→ **課題文**:
--------------------------------------------------

最後に、出来上がったtoIntList関数と、selectByIndexes関数を組み合わせて、 getDiscardList関数を組み直しましょう。

getDiscardList :: Hand -> IO (Maybe DiscardList)
getDiscardList h = do
    input <- getLine
    return $ do
      intList <- toIntList input
      res <- selectByIndexes (fromHand h) intList
      return res

return関数の直後にdo構文が続く不思議なコードに見えますが焦らないでください。 getDiscardList関数の返却値はIO (Maybe DiscardList)なので、このdo構文の中身はMaybeモナドですから、 toIntList関数と、selectByIndexes関数の結果両方ともJustの場合のみ結果を返すようになっているだけです。

動作確認 -> プロトタイプ実装

さて、今回作ったgetHand関数、getDiscardList関数、drawHand関数と、 前回までで作ったpokerHand関数を組み合わせる事によって、

山札から手札を取り出す→捨て札を選択→新しい手札を取得→手札を判定

という、ドローポーカーの一連の流れを実現できるようになりました。

ghci> deck <- shuffleM allCards 
ghci> let Just (hand, newDeck) = getHand deck
ghci> hand
Hand {fromHand = [D2_,C5_,S5_,H8_,D9_]}
ghci> Just discards <- getDiscardList hand
145
ghci> discards 
[D2_,H8_,D9_]
ghci> let Just (newHand, _) = drawHand newDeck discards hand
ghci> newHand
Hand {fromHand = [H2_,C2_,C5_,S5_,D8_]}
ghci> pokerHand newHand 
(TwoPair,S5_)

--------------------------------------------------

→ **資料一覧**:
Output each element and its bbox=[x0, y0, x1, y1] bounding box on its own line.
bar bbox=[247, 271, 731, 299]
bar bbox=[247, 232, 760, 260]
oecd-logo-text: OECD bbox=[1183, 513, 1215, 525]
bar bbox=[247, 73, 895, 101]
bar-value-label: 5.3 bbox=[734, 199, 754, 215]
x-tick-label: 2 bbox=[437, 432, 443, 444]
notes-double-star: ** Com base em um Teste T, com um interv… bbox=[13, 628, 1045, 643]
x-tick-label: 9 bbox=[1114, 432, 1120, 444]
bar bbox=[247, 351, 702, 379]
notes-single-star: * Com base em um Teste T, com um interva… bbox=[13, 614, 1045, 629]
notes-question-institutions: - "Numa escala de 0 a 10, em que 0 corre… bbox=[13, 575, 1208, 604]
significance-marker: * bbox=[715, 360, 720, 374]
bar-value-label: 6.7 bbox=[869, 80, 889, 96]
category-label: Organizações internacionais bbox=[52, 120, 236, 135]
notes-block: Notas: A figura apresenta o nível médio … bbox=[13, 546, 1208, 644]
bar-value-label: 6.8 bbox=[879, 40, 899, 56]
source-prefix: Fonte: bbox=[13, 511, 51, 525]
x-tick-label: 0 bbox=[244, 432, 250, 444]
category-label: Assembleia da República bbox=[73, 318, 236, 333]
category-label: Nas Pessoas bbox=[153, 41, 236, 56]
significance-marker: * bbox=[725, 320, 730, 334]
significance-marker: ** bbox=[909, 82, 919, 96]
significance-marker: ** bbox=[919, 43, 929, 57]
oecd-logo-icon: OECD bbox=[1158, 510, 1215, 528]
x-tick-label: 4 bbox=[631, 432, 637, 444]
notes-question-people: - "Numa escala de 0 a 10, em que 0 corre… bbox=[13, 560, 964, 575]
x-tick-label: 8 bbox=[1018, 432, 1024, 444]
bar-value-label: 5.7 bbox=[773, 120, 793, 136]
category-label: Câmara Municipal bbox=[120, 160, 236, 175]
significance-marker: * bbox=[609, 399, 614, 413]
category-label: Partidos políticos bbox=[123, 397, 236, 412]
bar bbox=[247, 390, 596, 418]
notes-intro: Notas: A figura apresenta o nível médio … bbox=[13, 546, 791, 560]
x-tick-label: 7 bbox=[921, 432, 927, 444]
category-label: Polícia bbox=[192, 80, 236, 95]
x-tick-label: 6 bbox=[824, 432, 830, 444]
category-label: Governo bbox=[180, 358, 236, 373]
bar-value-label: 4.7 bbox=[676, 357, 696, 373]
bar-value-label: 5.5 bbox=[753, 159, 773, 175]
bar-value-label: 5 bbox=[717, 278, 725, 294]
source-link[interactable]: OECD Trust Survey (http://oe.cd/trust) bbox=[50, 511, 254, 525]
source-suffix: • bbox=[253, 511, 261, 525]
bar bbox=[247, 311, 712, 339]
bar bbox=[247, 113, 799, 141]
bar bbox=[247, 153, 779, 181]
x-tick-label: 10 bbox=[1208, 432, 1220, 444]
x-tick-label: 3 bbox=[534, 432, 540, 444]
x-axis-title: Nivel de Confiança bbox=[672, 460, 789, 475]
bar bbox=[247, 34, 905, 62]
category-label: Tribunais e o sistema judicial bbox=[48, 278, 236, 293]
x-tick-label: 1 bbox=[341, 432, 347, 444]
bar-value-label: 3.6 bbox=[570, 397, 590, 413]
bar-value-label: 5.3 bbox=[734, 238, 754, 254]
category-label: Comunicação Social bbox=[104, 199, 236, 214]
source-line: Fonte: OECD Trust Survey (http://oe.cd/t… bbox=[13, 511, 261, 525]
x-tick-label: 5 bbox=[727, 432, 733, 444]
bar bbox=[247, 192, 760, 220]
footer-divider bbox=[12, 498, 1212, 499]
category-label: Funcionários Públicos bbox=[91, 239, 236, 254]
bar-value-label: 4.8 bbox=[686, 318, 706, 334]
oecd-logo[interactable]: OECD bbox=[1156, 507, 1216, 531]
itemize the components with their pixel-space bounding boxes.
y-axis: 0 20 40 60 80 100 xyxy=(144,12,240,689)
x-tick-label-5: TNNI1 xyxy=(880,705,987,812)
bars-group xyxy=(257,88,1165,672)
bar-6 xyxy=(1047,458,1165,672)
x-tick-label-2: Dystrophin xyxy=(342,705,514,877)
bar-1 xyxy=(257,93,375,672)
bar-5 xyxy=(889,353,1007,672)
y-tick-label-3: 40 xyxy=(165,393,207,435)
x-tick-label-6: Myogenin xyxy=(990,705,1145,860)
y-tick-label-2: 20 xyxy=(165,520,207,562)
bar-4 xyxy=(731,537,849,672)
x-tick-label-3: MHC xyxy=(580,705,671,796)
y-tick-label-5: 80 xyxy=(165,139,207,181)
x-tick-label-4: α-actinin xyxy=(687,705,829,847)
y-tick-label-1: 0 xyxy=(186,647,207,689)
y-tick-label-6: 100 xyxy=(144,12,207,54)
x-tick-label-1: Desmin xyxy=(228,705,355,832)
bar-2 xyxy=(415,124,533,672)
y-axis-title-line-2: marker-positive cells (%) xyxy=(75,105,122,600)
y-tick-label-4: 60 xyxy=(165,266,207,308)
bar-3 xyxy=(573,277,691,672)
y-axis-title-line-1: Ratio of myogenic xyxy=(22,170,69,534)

--------------------------------------------------

→ **課題の内容**: 課題文の「動作確認 -> プロトタイプ実装」から始まり「という、ドローポーカーの一連の流れを実現できるようになりました。」で終わる部分を、「ドローポーカー」を「ポーカー」に書き換えて、もう一度書いてください。

→ **解答**:
動作確認 -> プロトタイプ実装

さて、今回作ったgetHand関数、getDiscardList関数、drawHand関数と、 前回までで作ったpokerHand関数を組み合わせる事によって、

山札から手札を取り出す→捨て札を選択→新しい手札を取得→手札を判定

という、ポーカーの一連の流れを実現できるようになりました。